Only his wife knows of his prison stay. He hasn’t told his daughters, extended family and neighbors. He said he was ashamed. He accepted an interview with a journalist because of a bad conscience.

‘I had to tell someone.’

He said prison is an ordeal, especially when the topic of the prisoners is the police. ‘They make fun of me’ he said.

Policemen – murderers and bank robbers

Out of 18 policemen – inmates, 12 are in prison because of murder. In interviews they usually deny their crimes.

But one who does not is Denis Matić, a policeman from Čapljina. The judges held it against him that he was a police officer. He was charged with killing a man and wounding another during an early morning quarrel at a gas station in 2003. He says he fired in self-defense, but there were four bullets in the dead man. The policeman was sentenced to 10 years in prison.

Slaviša Lonco, serving time in Kula prison near Sarajevo, was convicted of robbery. A seven year veteran of the RS SWAT team, he was reconciled to the idea that he might end up in prison one day.

**DATA ROWS**
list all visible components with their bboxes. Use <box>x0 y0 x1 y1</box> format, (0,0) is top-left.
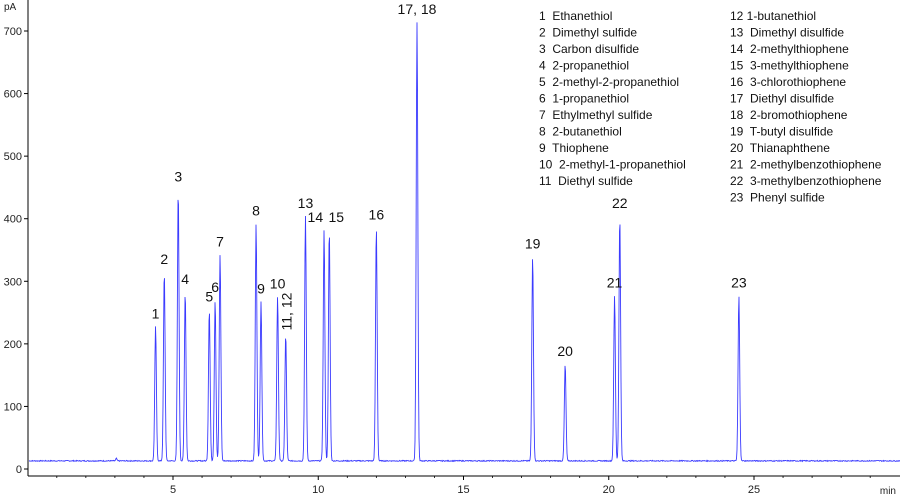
x-tick-label: 10 <box>312 484 324 496</box>
peak-label: 15 <box>328 209 344 225</box>
y-tick-label: 300 <box>4 276 22 288</box>
y-tick-label: 0 <box>16 464 22 476</box>
peak-label: 7 <box>216 233 224 249</box>
legend-entry: 5 2-methyl-2-propanethiol <box>539 75 679 89</box>
peak-label: 22 <box>612 195 628 211</box>
peak-label: 8 <box>252 203 260 219</box>
peak-label: 14 <box>308 209 324 225</box>
peak-label: 23 <box>731 275 747 291</box>
peak-label: 20 <box>557 343 573 359</box>
legend-entry: 14 2-methylthiophene <box>730 42 849 56</box>
legend-entry: 8 2-butanethiol <box>539 125 622 139</box>
y-tick-label: 600 <box>4 89 22 101</box>
legend-entry: 9 Thiophene <box>539 141 609 155</box>
legend-entry: 20 Thianaphthene <box>730 141 830 155</box>
legend-entry: 10 2-methyl-1-propanethiol <box>539 158 686 172</box>
peak-label: 9 <box>257 280 265 296</box>
y-tick-label: 200 <box>4 339 22 351</box>
legend-entry: 3 Carbon disulfide <box>539 42 639 56</box>
peak-label: 11, 12 <box>279 292 295 330</box>
peak-label: 21 <box>607 275 623 291</box>
legend-entry: 16 3-chlorothiophene <box>730 75 846 89</box>
peak-label: 2 <box>160 251 168 267</box>
peak-label: 17, 18 <box>398 1 437 17</box>
peak-label: 19 <box>525 235 541 251</box>
legend-entry: 17 Diethyl disulfide <box>730 92 834 106</box>
peak-label: 4 <box>181 271 189 287</box>
peak-label: 3 <box>174 168 182 184</box>
peak-label: 5 <box>205 288 213 304</box>
legend-entry: 1 Ethanethiol <box>539 9 612 23</box>
legend-entry: 11 Diethyl sulfide <box>539 174 633 188</box>
legend-entry: 4 2-propanethiol <box>539 59 629 73</box>
legend-entry: 15 3-methylthiophene <box>730 59 849 73</box>
legend-entry: 21 2-methylbenzothiophene <box>730 158 882 172</box>
x-axis-unit: min <box>880 486 896 497</box>
y-tick-label: 700 <box>4 26 22 38</box>
legend: 1 Ethanethiol 2 Dimethyl sulfide 3 Carbon … <box>539 9 882 205</box>
peak-label: 1 <box>152 305 160 321</box>
legend-entry: 23 Phenyl sulfide <box>730 191 825 205</box>
x-tick-label: 20 <box>603 484 615 496</box>
legend-entry: 12 1-butanethiol <box>730 9 816 23</box>
peak-label: 10 <box>270 275 286 291</box>
y-tick-label: 100 <box>4 401 22 413</box>
x-tick-label: 25 <box>748 484 760 496</box>
trace-layer <box>28 22 900 463</box>
legend-entry: 7 Ethylmethyl sulfide <box>539 108 653 122</box>
peak-label: 16 <box>369 206 385 222</box>
peak-label: 6 <box>211 279 219 295</box>
legend-entry: 6 1-propanethiol <box>539 92 629 106</box>
y-tick-label: 400 <box>4 214 22 226</box>
legend-entry: 13 Dimethyl disulfide <box>730 26 844 40</box>
x-tick-label: 5 <box>170 484 176 496</box>
chromatogram-trace <box>28 22 900 463</box>
legend-entry: 19 T-butyl disulfide <box>730 125 833 139</box>
x-tick-label: 15 <box>457 484 469 496</box>
y-tick-label: 500 <box>4 151 22 163</box>
legend-entry: 2 Dimethyl sulfide <box>539 26 637 40</box>
legend-entry: 22 3-methylbenzothiophene <box>730 174 882 188</box>
peak-label: 13 <box>298 195 314 211</box>
legend-entry: 18 2-bromothiophene <box>730 108 848 122</box>
y-axis-unit: pA <box>4 2 17 13</box>
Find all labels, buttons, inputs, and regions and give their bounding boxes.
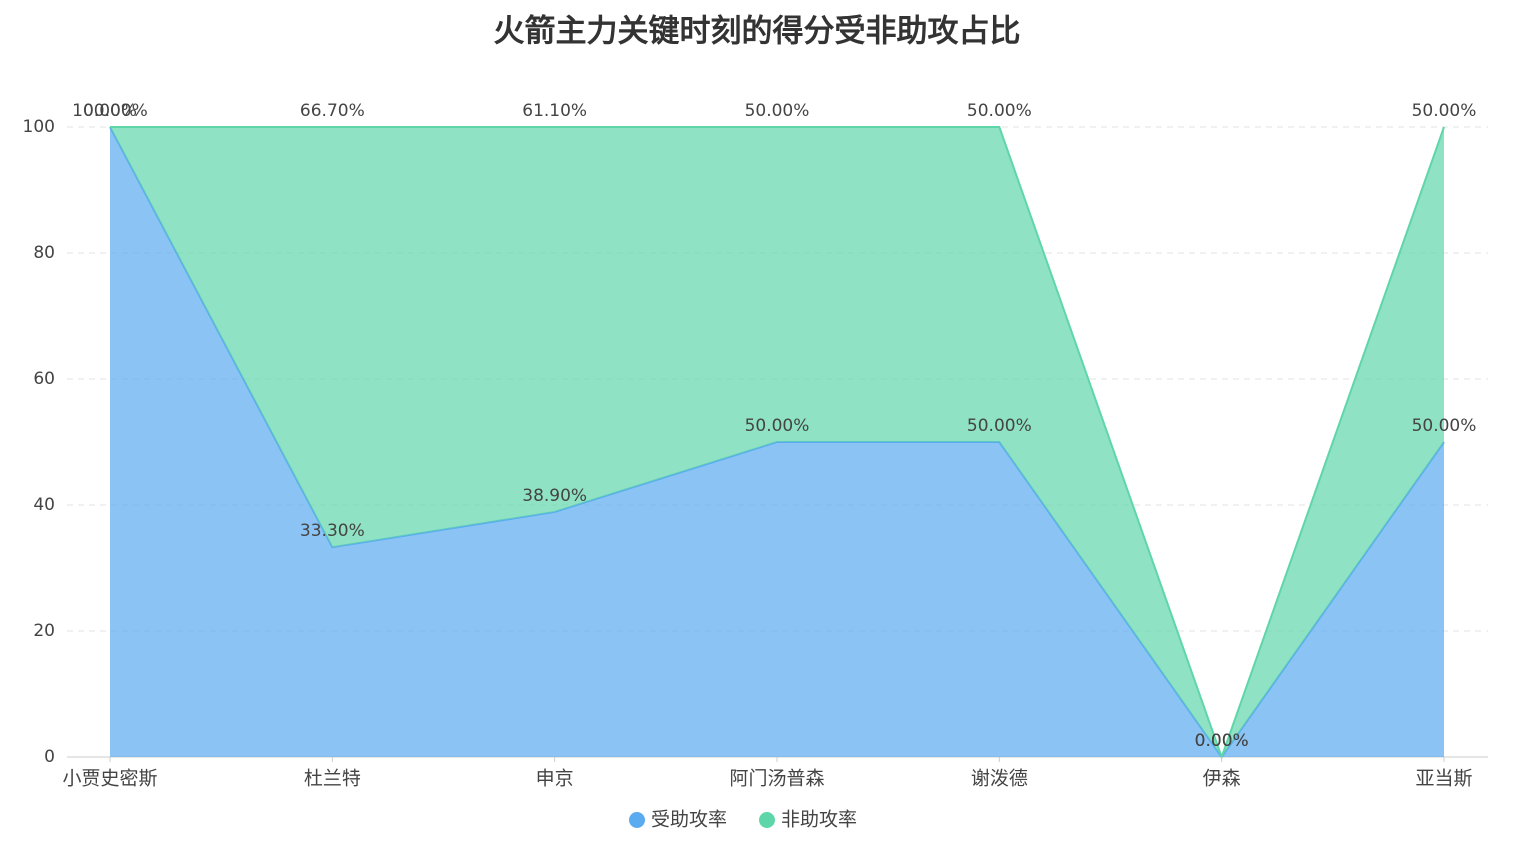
value-label: 50.00% <box>745 101 810 121</box>
y-tick-label: 60 <box>33 369 55 389</box>
value-label: 66.70% <box>300 101 365 121</box>
y-tick-label: 0 <box>44 747 55 767</box>
value-label: 0.00% <box>83 101 137 121</box>
value-label: 50.00% <box>1412 101 1477 121</box>
x-tick-label: 阿门汤普森 <box>729 768 824 790</box>
x-tick-label: 小贾史密斯 <box>62 768 157 790</box>
value-label: 33.30% <box>300 521 365 541</box>
value-label: 38.90% <box>522 486 587 506</box>
value-label: 50.00% <box>745 416 810 436</box>
x-tick-label: 申京 <box>536 768 574 790</box>
value-label: 50.00% <box>1412 416 1477 436</box>
x-tick-label: 伊森 <box>1203 768 1241 790</box>
x-tick-label: 亚当斯 <box>1415 768 1472 790</box>
value-label: 0.00% <box>1195 731 1249 751</box>
y-tick-label: 100 <box>23 117 55 137</box>
legend-label: 非助攻率 <box>781 809 857 831</box>
value-label: 61.10% <box>522 101 587 121</box>
y-tick-label: 20 <box>33 621 55 641</box>
legend-marker <box>629 812 645 828</box>
value-label: 50.00% <box>967 416 1032 436</box>
legend-marker <box>759 812 775 828</box>
value-label: 0.00% <box>1195 731 1249 751</box>
x-tick-label: 杜兰特 <box>304 768 361 790</box>
y-tick-label: 40 <box>33 495 55 515</box>
area <box>110 127 1444 757</box>
x-tick-label: 谢泼德 <box>971 768 1028 790</box>
legend-label: 受助攻率 <box>651 809 727 831</box>
y-tick-label: 80 <box>33 243 55 263</box>
chart-title: 火箭主力关键时刻的得分受非助攻占比 <box>494 14 1021 50</box>
value-label: 100.00% <box>72 101 148 121</box>
value-label: 50.00% <box>967 101 1032 121</box>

**WORK INSTRUCTIONS**
a) Answer from the text on imprisoned policemen:
(i) Of the 18 policemen serving as inmates, how many are in prison for murder?
(ii) What prison sentence did Denis Matić receive?
(iii) How long did Slaviša Lonco serve on the RS SWAT team?
b) From the text on imprisoned policemen, reproduce word for word the part that opens with the words containing "Only his wife" and closes with "a bad conscience.".
The records have no connection to the text.

**ANSWER LIST**
a)
(i) 12
(ii) 10 years
(iii) Seven years

b)
Only his wife knows of his prison stay. He hasn’t told his daughters, extended family and neighbors. He said he was ashamed. He accepted an interview with a journalist because of a bad conscience.